**EXTRACTED ENTRIES:**
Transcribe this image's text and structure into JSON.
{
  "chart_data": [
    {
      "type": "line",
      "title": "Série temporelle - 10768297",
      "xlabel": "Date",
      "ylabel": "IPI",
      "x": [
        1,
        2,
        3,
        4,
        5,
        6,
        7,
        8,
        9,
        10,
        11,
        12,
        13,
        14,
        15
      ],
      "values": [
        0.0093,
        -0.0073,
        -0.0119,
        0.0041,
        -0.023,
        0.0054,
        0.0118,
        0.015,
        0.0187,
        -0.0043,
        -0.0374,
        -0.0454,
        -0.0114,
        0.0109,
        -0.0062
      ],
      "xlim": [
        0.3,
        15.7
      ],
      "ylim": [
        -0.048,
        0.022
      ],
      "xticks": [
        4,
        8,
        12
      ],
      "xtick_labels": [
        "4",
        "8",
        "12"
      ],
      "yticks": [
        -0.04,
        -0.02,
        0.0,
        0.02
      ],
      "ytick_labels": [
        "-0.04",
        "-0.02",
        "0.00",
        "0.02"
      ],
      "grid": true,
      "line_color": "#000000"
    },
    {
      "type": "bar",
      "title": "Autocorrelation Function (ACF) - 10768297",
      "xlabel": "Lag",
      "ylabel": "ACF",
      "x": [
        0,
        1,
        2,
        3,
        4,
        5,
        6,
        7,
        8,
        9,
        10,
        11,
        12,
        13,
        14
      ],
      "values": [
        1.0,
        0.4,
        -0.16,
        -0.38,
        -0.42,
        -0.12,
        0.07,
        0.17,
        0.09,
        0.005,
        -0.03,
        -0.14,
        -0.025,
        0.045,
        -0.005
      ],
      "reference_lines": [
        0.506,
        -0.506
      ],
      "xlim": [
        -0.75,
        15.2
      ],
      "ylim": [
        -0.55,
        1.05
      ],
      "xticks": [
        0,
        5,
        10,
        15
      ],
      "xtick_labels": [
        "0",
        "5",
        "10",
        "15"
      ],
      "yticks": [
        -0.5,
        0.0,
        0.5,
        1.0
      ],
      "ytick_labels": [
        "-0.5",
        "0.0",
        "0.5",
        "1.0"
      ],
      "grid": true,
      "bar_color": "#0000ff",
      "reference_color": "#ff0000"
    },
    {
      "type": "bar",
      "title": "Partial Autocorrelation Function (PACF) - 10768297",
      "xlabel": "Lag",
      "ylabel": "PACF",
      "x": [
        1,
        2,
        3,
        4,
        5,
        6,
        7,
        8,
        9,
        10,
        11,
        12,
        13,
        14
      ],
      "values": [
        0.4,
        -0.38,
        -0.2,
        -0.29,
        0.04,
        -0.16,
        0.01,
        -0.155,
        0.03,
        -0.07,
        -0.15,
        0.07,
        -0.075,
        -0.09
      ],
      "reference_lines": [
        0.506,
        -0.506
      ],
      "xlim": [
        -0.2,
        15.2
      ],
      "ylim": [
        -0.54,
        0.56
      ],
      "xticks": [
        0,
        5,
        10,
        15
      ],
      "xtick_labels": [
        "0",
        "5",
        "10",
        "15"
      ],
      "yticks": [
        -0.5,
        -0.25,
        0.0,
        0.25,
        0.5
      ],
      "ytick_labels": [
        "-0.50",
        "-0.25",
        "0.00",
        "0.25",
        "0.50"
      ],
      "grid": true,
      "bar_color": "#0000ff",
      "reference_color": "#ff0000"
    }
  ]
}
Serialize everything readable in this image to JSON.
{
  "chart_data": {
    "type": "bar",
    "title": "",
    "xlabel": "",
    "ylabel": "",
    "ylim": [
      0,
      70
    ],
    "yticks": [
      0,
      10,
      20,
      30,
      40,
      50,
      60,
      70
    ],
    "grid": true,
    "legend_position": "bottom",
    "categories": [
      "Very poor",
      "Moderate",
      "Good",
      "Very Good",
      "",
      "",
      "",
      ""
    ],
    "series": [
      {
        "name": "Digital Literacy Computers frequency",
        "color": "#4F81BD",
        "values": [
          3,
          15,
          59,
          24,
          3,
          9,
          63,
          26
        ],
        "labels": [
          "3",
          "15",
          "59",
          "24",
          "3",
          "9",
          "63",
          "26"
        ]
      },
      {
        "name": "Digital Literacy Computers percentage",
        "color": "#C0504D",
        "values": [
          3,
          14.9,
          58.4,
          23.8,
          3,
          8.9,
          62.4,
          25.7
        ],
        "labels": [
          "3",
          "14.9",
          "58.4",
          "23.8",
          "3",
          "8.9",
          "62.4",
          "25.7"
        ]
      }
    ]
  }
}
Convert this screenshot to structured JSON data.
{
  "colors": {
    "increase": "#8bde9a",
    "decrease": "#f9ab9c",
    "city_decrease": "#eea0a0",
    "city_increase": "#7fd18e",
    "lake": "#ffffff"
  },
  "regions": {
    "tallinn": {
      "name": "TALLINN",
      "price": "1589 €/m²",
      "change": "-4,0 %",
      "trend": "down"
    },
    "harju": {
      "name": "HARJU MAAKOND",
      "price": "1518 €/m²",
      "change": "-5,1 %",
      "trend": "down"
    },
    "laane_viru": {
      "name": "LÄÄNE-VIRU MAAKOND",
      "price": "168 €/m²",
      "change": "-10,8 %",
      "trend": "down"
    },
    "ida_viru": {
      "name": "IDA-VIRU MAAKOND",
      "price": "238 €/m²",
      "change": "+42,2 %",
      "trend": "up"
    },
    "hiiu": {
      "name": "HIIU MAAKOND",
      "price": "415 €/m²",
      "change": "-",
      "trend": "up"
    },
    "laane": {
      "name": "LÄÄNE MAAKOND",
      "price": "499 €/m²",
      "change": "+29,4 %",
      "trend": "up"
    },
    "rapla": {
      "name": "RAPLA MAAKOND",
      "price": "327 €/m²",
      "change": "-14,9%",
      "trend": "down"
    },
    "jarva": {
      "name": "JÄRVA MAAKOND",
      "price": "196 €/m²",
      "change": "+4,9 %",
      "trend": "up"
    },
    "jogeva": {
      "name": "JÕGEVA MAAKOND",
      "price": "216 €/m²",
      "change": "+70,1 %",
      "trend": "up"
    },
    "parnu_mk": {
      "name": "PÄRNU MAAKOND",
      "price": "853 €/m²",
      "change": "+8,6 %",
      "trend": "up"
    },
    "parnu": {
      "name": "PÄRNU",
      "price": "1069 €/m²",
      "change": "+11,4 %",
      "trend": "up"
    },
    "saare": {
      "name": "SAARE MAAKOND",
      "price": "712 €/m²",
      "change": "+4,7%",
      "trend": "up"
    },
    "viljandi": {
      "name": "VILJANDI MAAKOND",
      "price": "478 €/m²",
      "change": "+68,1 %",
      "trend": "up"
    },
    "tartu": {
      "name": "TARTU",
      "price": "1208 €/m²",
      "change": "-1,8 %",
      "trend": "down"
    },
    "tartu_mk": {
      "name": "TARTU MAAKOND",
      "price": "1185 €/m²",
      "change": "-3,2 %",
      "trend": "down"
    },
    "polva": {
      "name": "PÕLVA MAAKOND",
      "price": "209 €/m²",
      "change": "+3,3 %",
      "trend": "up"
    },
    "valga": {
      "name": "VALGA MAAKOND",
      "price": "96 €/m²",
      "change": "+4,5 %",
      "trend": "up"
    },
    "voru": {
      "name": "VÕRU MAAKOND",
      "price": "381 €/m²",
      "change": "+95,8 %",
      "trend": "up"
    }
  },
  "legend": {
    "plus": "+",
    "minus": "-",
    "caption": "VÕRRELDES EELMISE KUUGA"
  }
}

**EXERCISE DESCRIPTION:** From the records above, pull out every line containing the word "Literacy".

**COMPLETE RESPONSE:**
        "name": "Digital Literacy Computers frequency",
        "name": "Digital Literacy Computers percentage",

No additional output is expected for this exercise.